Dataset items
******************************
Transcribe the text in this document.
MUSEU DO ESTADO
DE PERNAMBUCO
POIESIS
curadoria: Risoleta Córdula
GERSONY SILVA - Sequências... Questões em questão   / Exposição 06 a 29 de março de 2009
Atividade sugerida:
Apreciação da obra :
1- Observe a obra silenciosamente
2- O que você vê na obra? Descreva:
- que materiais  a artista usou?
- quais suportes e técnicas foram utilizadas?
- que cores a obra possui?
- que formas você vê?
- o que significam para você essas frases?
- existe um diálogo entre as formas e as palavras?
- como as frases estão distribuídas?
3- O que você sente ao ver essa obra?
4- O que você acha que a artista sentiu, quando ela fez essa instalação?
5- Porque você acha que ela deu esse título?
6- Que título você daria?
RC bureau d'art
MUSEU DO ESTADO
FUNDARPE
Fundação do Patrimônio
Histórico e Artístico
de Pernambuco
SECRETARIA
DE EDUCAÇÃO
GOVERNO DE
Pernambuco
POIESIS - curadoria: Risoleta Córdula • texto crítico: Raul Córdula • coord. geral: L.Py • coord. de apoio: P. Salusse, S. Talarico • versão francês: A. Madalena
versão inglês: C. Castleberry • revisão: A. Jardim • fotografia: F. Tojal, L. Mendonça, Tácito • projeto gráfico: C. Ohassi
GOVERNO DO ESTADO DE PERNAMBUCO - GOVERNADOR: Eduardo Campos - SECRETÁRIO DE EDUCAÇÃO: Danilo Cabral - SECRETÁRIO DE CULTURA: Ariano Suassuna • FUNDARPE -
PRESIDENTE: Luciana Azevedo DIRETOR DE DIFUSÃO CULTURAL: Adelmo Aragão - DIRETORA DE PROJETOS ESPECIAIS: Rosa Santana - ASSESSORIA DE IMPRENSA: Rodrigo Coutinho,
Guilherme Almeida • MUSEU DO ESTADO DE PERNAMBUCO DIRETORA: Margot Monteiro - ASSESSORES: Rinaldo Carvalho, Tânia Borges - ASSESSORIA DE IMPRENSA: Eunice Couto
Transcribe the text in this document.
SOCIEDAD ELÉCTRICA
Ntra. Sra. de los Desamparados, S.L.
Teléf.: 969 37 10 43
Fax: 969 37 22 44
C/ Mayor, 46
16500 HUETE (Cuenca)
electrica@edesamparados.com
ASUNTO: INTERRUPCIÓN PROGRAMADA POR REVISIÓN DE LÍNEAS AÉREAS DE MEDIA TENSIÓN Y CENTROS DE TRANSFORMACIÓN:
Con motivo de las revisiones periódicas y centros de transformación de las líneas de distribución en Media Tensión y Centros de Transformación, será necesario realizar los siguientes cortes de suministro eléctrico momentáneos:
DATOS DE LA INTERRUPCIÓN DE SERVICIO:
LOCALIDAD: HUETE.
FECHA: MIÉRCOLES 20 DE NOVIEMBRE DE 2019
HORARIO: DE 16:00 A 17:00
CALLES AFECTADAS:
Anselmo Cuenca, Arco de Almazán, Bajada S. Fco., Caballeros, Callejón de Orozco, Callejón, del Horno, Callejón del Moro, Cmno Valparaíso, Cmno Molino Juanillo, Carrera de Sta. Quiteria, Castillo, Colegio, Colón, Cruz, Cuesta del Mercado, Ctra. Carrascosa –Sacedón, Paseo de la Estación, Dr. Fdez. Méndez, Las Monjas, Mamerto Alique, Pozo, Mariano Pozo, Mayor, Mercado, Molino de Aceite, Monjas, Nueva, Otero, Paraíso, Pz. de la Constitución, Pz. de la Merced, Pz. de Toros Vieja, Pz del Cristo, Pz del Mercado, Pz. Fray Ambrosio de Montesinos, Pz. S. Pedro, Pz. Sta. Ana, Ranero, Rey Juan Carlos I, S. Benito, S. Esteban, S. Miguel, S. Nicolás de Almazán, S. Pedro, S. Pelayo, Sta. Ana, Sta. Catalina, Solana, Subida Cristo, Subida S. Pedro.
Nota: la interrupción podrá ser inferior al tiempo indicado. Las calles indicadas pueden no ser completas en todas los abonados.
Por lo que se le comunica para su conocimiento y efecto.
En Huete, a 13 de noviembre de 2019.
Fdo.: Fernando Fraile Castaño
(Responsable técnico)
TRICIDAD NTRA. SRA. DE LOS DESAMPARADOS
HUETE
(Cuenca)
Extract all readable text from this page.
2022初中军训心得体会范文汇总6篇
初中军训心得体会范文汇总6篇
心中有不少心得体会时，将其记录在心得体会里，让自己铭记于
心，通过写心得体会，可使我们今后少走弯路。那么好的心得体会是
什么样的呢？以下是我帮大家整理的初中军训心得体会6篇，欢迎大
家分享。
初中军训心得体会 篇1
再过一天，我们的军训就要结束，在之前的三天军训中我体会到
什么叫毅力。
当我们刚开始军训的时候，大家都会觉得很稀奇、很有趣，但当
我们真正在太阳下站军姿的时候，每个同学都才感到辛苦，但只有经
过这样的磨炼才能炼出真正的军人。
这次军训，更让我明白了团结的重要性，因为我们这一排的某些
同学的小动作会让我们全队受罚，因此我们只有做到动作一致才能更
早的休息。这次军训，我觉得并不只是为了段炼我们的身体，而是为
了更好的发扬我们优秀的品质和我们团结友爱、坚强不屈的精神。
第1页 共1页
******************************
## Directive
Set down, exactly and in full, the lines from the one containing "Extract all readable text from this page." through the end of the entries; no other line belongs.

## Output below
Extract all readable text from this page.
2022初中军训心得体会范文汇总6篇
初中军训心得体会范文汇总6篇
心中有不少心得体会时，将其记录在心得体会里，让自己铭记于
心，通过写心得体会，可使我们今后少走弯路。那么好的心得体会是
什么样的呢？以下是我帮大家整理的初中军训心得体会6篇，欢迎大
家分享。
初中军训心得体会 篇1
再过一天，我们的军训就要结束，在之前的三天军训中我体会到
什么叫毅力。
当我们刚开始军训的时候，大家都会觉得很稀奇、很有趣，但当
我们真正在太阳下站军姿的时候，每个同学都才感到辛苦，但只有经
过这样的磨炼才能炼出真正的军人。
这次军训，更让我明白了团结的重要性，因为我们这一排的某些
同学的小动作会让我们全队受罚，因此我们只有做到动作一致才能更
早的休息。这次军训，我觉得并不只是为了段炼我们的身体，而是为
了更好的发扬我们优秀的品质和我们团结友爱、坚强不屈的精神。
第1页 共1页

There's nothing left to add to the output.